> **EXERCISE GOAL**:
Entries follow. Set all of them down as they stand.

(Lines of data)
□ □ □ □ □
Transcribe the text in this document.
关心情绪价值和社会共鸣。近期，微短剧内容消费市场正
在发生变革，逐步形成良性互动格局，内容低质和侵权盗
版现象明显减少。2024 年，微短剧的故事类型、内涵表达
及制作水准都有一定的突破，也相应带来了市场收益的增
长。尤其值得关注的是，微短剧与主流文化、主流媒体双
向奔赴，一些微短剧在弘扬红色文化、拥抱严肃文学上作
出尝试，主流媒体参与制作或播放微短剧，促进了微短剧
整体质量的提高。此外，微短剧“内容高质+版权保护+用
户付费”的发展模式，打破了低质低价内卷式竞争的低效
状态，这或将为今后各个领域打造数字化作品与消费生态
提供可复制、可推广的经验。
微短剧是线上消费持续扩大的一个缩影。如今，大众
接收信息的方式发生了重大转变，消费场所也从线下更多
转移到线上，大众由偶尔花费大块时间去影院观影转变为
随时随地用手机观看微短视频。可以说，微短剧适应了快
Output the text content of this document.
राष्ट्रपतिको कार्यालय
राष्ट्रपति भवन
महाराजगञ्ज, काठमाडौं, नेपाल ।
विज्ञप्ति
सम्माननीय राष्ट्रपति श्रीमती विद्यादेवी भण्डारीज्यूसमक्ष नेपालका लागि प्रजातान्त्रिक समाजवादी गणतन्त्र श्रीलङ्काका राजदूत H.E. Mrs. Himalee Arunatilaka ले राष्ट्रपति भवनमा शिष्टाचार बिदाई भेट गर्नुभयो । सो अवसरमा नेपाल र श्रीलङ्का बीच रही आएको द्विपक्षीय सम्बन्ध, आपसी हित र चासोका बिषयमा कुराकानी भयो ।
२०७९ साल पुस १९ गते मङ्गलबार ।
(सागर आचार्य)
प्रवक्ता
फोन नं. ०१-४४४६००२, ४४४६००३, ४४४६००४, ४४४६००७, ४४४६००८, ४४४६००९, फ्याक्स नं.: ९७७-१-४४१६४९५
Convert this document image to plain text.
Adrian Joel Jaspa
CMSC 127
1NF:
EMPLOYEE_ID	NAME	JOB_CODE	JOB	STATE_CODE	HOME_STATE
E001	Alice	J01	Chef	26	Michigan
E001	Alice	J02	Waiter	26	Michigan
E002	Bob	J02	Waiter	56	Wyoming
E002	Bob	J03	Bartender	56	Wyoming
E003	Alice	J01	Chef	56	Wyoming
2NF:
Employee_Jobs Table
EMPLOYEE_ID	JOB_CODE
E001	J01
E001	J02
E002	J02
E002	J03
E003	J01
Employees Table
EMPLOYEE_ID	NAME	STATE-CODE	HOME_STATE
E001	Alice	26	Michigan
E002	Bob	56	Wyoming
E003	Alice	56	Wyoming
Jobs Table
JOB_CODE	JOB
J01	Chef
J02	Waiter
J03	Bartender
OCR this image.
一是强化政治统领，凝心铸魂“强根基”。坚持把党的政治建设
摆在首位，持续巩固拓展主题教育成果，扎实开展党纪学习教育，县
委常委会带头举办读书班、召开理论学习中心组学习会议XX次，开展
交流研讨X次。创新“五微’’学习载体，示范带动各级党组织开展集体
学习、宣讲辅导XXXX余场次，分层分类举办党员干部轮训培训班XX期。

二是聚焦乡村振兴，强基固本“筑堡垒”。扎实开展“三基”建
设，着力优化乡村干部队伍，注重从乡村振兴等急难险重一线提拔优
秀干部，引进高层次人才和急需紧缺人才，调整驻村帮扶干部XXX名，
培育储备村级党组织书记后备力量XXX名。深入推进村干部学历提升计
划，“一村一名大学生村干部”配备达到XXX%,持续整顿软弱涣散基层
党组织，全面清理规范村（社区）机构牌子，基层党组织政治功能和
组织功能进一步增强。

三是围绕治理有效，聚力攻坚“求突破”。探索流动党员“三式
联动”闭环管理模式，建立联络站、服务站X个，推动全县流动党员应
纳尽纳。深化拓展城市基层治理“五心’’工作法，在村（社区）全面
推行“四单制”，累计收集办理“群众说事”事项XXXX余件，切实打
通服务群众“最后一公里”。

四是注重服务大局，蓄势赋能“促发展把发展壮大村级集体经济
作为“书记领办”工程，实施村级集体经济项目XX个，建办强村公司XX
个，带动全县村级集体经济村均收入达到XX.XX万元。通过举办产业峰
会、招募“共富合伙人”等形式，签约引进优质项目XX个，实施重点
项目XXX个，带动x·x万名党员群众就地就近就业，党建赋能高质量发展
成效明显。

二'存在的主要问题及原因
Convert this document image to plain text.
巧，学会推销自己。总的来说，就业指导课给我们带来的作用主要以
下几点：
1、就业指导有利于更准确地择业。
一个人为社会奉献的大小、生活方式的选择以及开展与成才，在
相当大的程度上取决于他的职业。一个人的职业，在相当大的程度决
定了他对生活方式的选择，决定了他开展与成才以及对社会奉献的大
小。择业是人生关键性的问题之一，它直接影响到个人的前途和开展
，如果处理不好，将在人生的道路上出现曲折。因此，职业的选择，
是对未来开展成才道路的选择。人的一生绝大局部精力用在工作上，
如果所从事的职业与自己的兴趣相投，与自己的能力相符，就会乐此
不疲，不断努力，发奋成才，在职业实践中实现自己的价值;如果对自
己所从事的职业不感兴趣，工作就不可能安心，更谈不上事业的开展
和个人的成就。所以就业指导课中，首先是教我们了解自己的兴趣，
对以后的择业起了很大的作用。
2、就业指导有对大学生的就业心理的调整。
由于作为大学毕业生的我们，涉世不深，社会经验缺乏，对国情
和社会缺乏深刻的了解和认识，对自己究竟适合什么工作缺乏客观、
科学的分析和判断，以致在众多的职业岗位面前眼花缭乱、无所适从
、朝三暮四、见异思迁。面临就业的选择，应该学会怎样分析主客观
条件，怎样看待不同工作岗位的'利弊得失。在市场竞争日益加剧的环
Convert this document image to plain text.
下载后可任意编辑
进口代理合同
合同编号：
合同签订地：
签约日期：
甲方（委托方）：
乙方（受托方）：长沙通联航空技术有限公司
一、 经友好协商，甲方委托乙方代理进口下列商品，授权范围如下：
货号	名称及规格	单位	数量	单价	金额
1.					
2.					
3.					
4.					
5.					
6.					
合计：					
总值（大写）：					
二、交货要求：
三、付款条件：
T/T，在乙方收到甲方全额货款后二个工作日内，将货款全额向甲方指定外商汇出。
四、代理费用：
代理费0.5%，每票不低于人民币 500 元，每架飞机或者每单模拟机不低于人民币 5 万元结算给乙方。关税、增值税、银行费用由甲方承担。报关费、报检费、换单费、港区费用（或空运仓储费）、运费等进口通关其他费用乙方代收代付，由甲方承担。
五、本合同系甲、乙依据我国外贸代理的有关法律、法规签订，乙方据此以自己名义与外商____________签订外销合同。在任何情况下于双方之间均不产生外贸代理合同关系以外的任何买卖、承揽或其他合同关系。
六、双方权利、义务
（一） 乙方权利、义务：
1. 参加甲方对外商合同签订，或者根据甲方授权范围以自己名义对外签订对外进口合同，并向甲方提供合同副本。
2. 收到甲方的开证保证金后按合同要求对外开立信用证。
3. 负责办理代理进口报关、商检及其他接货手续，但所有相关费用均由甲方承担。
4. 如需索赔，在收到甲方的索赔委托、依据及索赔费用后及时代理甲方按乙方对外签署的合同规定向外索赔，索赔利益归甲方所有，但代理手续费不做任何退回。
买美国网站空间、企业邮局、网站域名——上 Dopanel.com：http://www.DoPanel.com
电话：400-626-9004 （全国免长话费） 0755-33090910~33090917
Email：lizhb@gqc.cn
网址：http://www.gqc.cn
□ □ □ □ □
> **WRITTEN SOLUTION**:
Transcribe the text in this document.
关心情绪价值和社会共鸣。近期，微短剧内容消费市场正
在发生变革，逐步形成良性互动格局，内容低质和侵权盗
版现象明显减少。2024 年，微短剧的故事类型、内涵表达
及制作水准都有一定的突破，也相应带来了市场收益的增
长。尤其值得关注的是，微短剧与主流文化、主流媒体双
向奔赴，一些微短剧在弘扬红色文化、拥抱严肃文学上作
出尝试，主流媒体参与制作或播放微短剧，促进了微短剧
整体质量的提高。此外，微短剧“内容高质+版权保护+用
户付费”的发展模式，打破了低质低价内卷式竞争的低效
状态，这或将为今后各个领域打造数字化作品与消费生态
提供可复制、可推广的经验。
微短剧是线上消费持续扩大的一个缩影。如今，大众
接收信息的方式发生了重大转变，消费场所也从线下更多
转移到线上，大众由偶尔花费大块时间去影院观影转变为
随时随地用手机观看微短视频。可以说，微短剧适应了快
Output the text content of this document.
राष्ट्रपतिको कार्यालय
राष्ट्रपति भवन
महाराजगञ्ज, काठमाडौं, नेपाल ।
विज्ञप्ति
सम्माननीय राष्ट्रपति श्रीमती विद्यादेवी भण्डारीज्यूसमक्ष नेपालका लागि प्रजातान्त्रिक समाजवादी गणतन्त्र श्रीलङ्काका राजदूत H.E. Mrs. Himalee Arunatilaka ले राष्ट्रपति भवनमा शिष्टाचार बिदाई भेट गर्नुभयो । सो अवसरमा नेपाल र श्रीलङ्का बीच रही आएको द्विपक्षीय सम्बन्ध, आपसी हित र चासोका बिषयमा कुराकानी भयो ।
२०७९ साल पुस १९ गते मङ्गलबार ।
(सागर आचार्य)
प्रवक्ता
फोन नं. ०१-४४४६००२, ४४४६००३, ४४४६००४, ४४४६००७, ४४४६००८, ४४४६००९, फ्याक्स नं.: ९७७-१-४४१६४९५
Convert this document image to plain text.
Adrian Joel Jaspa
CMSC 127
1NF:
EMPLOYEE_ID	NAME	JOB_CODE	JOB	STATE_CODE	HOME_STATE
E001	Alice	J01	Chef	26	Michigan
E001	Alice	J02	Waiter	26	Michigan
E002	Bob	J02	Waiter	56	Wyoming
E002	Bob	J03	Bartender	56	Wyoming
E003	Alice	J01	Chef	56	Wyoming
2NF:
Employee_Jobs Table
EMPLOYEE_ID	JOB_CODE
E001	J01
E001	J02
E002	J02
E002	J03
E003	J01
Employees Table
EMPLOYEE_ID	NAME	STATE-CODE	HOME_STATE
E001	Alice	26	Michigan
E002	Bob	56	Wyoming
E003	Alice	56	Wyoming
Jobs Table
JOB_CODE	JOB
J01	Chef
J02	Waiter
J03	Bartender
OCR this image.
一是强化政治统领，凝心铸魂“强根基”。坚持把党的政治建设
摆在首位，持续巩固拓展主题教育成果，扎实开展党纪学习教育，县
委常委会带头举办读书班、召开理论学习中心组学习会议XX次，开展
交流研讨X次。创新“五微’’学习载体，示范带动各级党组织开展集体
学习、宣讲辅导XXXX余场次，分层分类举办党员干部轮训培训班XX期。

二是聚焦乡村振兴，强基固本“筑堡垒”。扎实开展“三基”建
设，着力优化乡村干部队伍，注重从乡村振兴等急难险重一线提拔优
秀干部，引进高层次人才和急需紧缺人才，调整驻村帮扶干部XXX名，
培育储备村级党组织书记后备力量XXX名。深入推进村干部学历提升计
划，“一村一名大学生村干部”配备达到XXX%,持续整顿软弱涣散基层
党组织，全面清理规范村（社区）机构牌子，基层党组织政治功能和
组织功能进一步增强。

三是围绕治理有效，聚力攻坚“求突破”。探索流动党员“三式
联动”闭环管理模式，建立联络站、服务站X个，推动全县流动党员应
纳尽纳。深化拓展城市基层治理“五心’’工作法，在村（社区）全面
推行“四单制”，累计收集办理“群众说事”事项XXXX余件，切实打
通服务群众“最后一公里”。

四是注重服务大局，蓄势赋能“促发展把发展壮大村级集体经济
作为“书记领办”工程，实施村级集体经济项目XX个，建办强村公司XX
个，带动全县村级集体经济村均收入达到XX.XX万元。通过举办产业峰
会、招募“共富合伙人”等形式，签约引进优质项目XX个，实施重点
项目XXX个，带动x·x万名党员群众就地就近就业，党建赋能高质量发展
成效明显。

二'存在的主要问题及原因
Convert this document image to plain text.
巧，学会推销自己。总的来说，就业指导课给我们带来的作用主要以
下几点：
1、就业指导有利于更准确地择业。
一个人为社会奉献的大小、生活方式的选择以及开展与成才，在
相当大的程度上取决于他的职业。一个人的职业，在相当大的程度决
定了他对生活方式的选择，决定了他开展与成才以及对社会奉献的大
小。择业是人生关键性的问题之一，它直接影响到个人的前途和开展
，如果处理不好，将在人生的道路上出现曲折。因此，职业的选择，
是对未来开展成才道路的选择。人的一生绝大局部精力用在工作上，
如果所从事的职业与自己的兴趣相投，与自己的能力相符，就会乐此
不疲，不断努力，发奋成才，在职业实践中实现自己的价值;如果对自
己所从事的职业不感兴趣，工作就不可能安心，更谈不上事业的开展
和个人的成就。所以就业指导课中，首先是教我们了解自己的兴趣，
对以后的择业起了很大的作用。
2、就业指导有对大学生的就业心理的调整。
由于作为大学毕业生的我们，涉世不深，社会经验缺乏，对国情
和社会缺乏深刻的了解和认识，对自己究竟适合什么工作缺乏客观、
科学的分析和判断，以致在众多的职业岗位面前眼花缭乱、无所适从
、朝三暮四、见异思迁。面临就业的选择，应该学会怎样分析主客观
条件，怎样看待不同工作岗位的'利弊得失。在市场竞争日益加剧的环
Convert this document image to plain text.
下载后可任意编辑
进口代理合同
合同编号：
合同签订地：
签约日期：
甲方（委托方）：
乙方（受托方）：长沙通联航空技术有限公司
一、 经友好协商，甲方委托乙方代理进口下列商品，授权范围如下：
货号	名称及规格	单位	数量	单价	金额
1.					
2.					
3.					
4.					
5.					
6.					
合计：					
总值（大写）：					
二、交货要求：
三、付款条件：
T/T，在乙方收到甲方全额货款后二个工作日内，将货款全额向甲方指定外商汇出。
四、代理费用：
代理费0.5%，每票不低于人民币 500 元，每架飞机或者每单模拟机不低于人民币 5 万元结算给乙方。关税、增值税、银行费用由甲方承担。报关费、报检费、换单费、港区费用（或空运仓储费）、运费等进口通关其他费用乙方代收代付，由甲方承担。
五、本合同系甲、乙依据我国外贸代理的有关法律、法规签订，乙方据此以自己名义与外商____________签订外销合同。在任何情况下于双方之间均不产生外贸代理合同关系以外的任何买卖、承揽或其他合同关系。
六、双方权利、义务
（一） 乙方权利、义务：
1. 参加甲方对外商合同签订，或者根据甲方授权范围以自己名义对外签订对外进口合同，并向甲方提供合同副本。
2. 收到甲方的开证保证金后按合同要求对外开立信用证。
3. 负责办理代理进口报关、商检及其他接货手续，但所有相关费用均由甲方承担。
4. 如需索赔，在收到甲方的索赔委托、依据及索赔费用后及时代理甲方按乙方对外签署的合同规定向外索赔，索赔利益归甲方所有，但代理手续费不做任何退回。
买美国网站空间、企业邮局、网站域名——上 Dopanel.com：http://www.DoPanel.com
电话：400-626-9004 （全国免长话费） 0755-33090910~33090917
Email：lizhb@gqc.cn
网址：http://www.gqc.cn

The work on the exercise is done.